- **Dataset extract**
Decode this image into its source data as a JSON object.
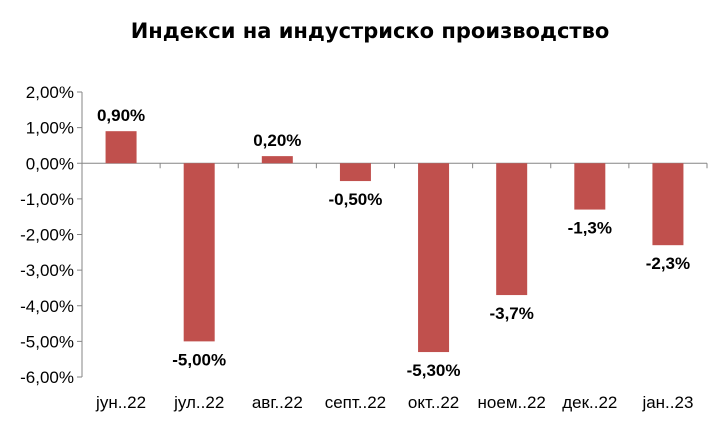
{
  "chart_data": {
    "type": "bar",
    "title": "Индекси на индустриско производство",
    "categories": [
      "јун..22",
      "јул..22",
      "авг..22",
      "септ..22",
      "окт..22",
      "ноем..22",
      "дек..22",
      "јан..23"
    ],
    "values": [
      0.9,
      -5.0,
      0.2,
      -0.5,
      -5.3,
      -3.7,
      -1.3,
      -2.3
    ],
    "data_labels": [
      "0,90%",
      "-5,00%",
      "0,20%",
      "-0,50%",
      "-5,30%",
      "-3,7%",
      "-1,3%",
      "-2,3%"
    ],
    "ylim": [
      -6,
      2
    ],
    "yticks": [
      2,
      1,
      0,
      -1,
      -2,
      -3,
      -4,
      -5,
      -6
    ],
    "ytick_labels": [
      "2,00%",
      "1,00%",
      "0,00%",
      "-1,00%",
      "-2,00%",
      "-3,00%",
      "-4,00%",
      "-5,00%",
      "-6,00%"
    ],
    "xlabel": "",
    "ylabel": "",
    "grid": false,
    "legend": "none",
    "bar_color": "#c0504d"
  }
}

- **What this task involves**
Quote every line of the records above exactly; no picture is to be copied.

- **Full output**
Decode this image into its source data as a JSON object.
{
  "chart_data": {
    "type": "bar",
    "title": "Индекси на индустриско производство",
    "categories": [
      "јун..22",
      "јул..22",
      "авг..22",
      "септ..22",
      "окт..22",
      "ноем..22",
      "дек..22",
      "јан..23"
    ],
    "values": [
      0.9,
      -5.0,
      0.2,
      -0.5,
      -5.3,
      -3.7,
      -1.3,
      -2.3
    ],
    "data_labels": [
      "0,90%",
      "-5,00%",
      "0,20%",
      "-0,50%",
      "-5,30%",
      "-3,7%",
      "-1,3%",
      "-2,3%"
    ],
    "ylim": [
      -6,
      2
    ],
    "yticks": [
      2,
      1,
      0,
      -1,
      -2,
      -3,
      -4,
      -5,
      -6
    ],
    "ytick_labels": [
      "2,00%",
      "1,00%",
      "0,00%",
      "-1,00%",
      "-2,00%",
      "-3,00%",
      "-4,00%",
      "-5,00%",
      "-6,00%"
    ],
    "xlabel": "",
    "ylabel": "",
    "grid": false,
    "legend": "none",
    "bar_color": "#c0504d"
  }
}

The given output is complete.